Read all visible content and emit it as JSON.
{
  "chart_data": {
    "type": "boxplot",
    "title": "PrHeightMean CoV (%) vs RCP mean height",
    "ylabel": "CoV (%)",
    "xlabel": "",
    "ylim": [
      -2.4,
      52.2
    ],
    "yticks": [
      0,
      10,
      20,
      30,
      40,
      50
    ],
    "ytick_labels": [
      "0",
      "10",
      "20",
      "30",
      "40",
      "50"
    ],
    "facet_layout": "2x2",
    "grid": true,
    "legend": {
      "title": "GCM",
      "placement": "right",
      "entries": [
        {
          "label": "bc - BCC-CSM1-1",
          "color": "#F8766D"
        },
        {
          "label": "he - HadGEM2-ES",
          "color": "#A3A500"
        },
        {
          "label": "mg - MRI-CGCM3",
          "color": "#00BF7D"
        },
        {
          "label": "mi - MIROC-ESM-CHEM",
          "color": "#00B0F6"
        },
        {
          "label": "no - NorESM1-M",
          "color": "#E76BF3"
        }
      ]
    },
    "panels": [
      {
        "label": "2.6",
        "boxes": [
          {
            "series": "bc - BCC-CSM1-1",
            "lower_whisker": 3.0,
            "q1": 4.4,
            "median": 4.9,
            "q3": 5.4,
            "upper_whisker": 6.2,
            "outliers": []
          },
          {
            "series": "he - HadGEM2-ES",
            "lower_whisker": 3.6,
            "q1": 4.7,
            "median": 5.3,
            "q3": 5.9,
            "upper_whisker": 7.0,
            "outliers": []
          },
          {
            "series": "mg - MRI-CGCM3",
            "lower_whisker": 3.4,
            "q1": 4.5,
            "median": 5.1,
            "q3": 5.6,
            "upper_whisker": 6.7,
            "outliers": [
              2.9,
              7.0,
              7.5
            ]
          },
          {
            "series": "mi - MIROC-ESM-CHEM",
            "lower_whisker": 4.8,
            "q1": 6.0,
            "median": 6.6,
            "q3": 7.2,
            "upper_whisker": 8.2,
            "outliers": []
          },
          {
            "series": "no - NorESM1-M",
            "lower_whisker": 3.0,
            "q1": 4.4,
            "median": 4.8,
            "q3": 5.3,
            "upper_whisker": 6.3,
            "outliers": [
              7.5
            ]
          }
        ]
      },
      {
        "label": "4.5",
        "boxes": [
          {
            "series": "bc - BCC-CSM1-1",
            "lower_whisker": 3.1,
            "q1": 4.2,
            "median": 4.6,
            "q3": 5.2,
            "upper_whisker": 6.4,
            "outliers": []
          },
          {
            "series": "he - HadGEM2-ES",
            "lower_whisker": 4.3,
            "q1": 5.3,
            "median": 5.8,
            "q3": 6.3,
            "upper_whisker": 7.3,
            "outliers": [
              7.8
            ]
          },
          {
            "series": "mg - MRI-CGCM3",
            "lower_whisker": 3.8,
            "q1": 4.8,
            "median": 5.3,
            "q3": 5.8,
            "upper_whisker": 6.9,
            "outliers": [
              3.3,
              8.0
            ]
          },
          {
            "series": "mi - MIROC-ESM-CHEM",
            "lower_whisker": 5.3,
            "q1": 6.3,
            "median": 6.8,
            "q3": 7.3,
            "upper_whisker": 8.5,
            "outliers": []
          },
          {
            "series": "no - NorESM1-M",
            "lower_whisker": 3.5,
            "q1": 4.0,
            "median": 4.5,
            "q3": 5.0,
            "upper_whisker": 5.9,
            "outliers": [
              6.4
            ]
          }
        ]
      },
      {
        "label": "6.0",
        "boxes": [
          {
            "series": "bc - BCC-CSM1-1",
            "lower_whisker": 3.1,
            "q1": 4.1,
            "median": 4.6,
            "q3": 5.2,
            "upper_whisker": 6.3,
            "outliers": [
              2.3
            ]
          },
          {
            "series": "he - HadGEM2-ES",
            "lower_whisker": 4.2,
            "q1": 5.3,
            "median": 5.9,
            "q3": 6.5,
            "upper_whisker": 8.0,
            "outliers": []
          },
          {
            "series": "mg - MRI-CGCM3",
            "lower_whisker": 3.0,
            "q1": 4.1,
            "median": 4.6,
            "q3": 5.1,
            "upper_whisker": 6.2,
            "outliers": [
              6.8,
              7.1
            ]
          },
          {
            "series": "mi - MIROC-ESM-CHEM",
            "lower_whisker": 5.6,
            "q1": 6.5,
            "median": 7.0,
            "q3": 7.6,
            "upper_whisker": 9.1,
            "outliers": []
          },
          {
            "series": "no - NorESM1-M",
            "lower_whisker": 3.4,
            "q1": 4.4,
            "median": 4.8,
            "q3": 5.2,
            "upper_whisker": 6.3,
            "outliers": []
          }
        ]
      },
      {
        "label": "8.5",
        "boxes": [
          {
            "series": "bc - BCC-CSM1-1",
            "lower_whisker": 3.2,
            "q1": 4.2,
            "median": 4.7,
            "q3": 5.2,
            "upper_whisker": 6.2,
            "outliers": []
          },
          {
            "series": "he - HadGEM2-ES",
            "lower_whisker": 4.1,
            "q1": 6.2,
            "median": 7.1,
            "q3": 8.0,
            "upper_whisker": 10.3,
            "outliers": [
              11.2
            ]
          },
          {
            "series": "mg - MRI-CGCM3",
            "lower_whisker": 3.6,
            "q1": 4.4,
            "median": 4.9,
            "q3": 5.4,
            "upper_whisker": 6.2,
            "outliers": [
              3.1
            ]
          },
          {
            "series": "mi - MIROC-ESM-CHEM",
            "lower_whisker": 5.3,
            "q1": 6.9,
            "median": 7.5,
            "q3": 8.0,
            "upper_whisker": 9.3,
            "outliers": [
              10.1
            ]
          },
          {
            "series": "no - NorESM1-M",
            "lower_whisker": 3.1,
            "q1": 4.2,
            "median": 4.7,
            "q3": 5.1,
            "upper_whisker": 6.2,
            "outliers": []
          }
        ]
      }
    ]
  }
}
------
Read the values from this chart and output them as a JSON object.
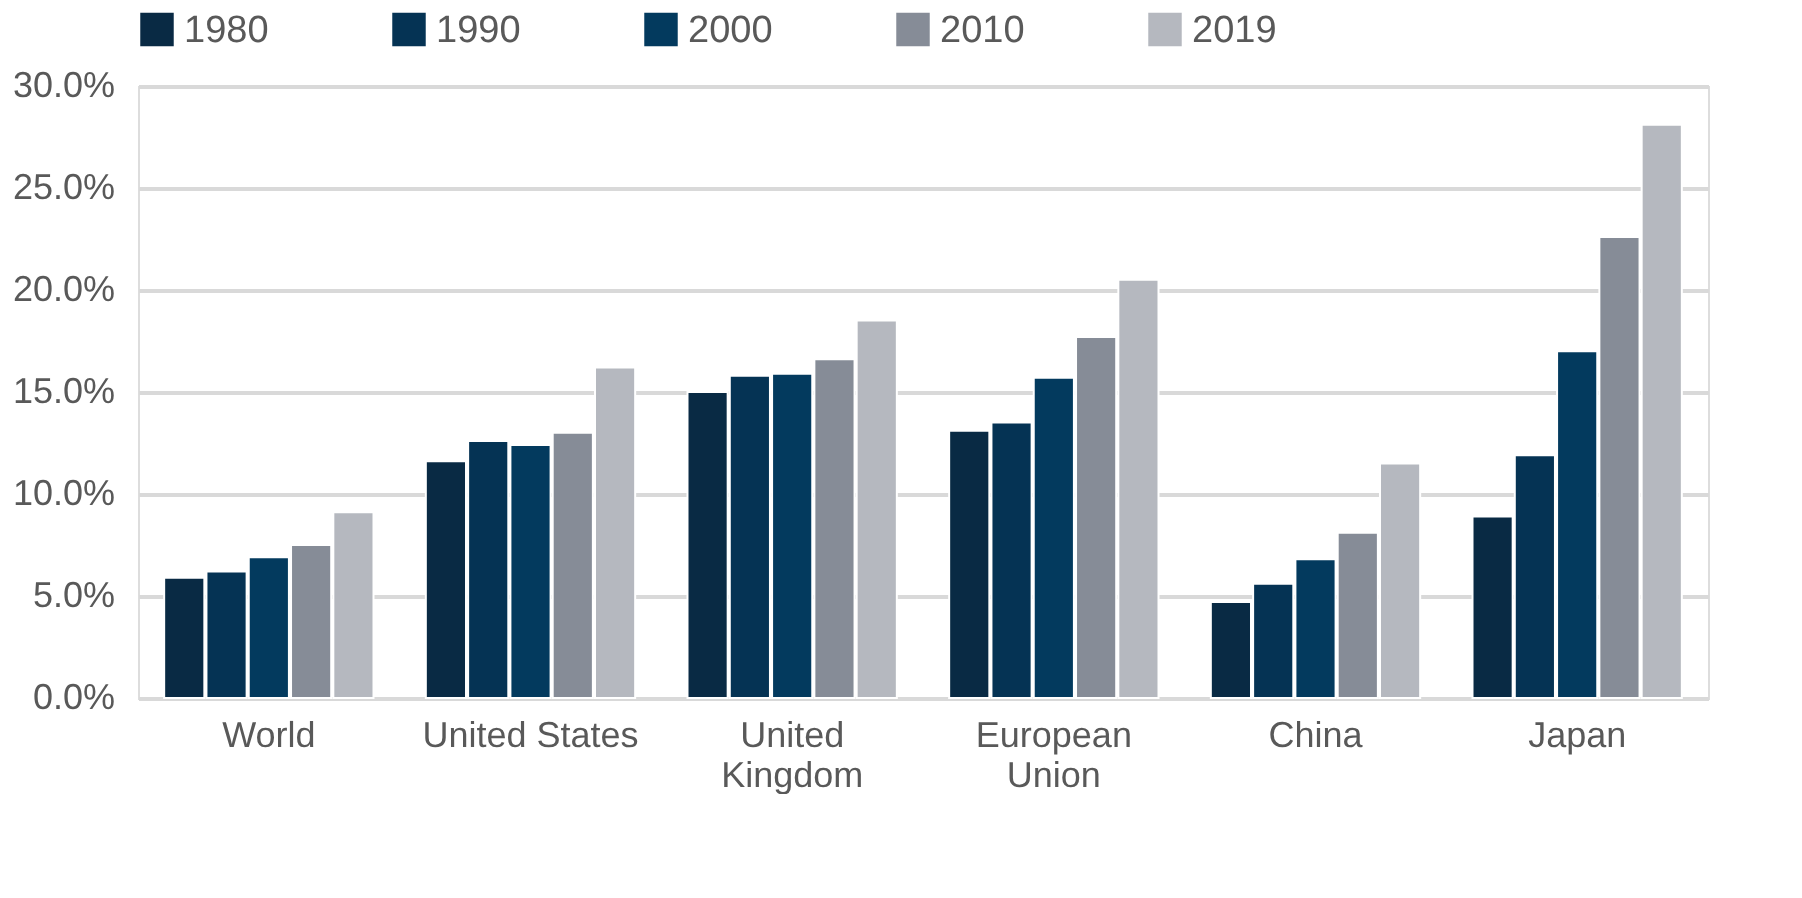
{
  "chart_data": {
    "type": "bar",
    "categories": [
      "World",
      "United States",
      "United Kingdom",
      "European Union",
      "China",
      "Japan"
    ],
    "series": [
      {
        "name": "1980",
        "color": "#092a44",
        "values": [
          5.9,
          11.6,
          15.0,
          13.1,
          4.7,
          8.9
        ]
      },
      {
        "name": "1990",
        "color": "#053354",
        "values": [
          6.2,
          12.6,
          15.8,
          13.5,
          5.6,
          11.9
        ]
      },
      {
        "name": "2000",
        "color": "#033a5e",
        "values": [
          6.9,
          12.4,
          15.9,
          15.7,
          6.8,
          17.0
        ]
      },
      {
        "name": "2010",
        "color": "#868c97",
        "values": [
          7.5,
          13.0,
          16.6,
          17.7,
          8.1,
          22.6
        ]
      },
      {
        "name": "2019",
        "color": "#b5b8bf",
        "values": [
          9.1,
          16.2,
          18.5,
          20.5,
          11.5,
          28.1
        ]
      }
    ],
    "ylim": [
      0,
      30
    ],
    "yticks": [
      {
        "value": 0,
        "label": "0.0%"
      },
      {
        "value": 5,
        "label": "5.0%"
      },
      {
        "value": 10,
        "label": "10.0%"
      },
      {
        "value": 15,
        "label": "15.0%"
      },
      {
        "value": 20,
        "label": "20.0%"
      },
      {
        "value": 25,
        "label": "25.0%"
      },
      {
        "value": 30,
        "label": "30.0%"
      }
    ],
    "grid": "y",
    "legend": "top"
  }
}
------
Problem: Count the lines above that contain the word "color". Give only the number.

Task result: 10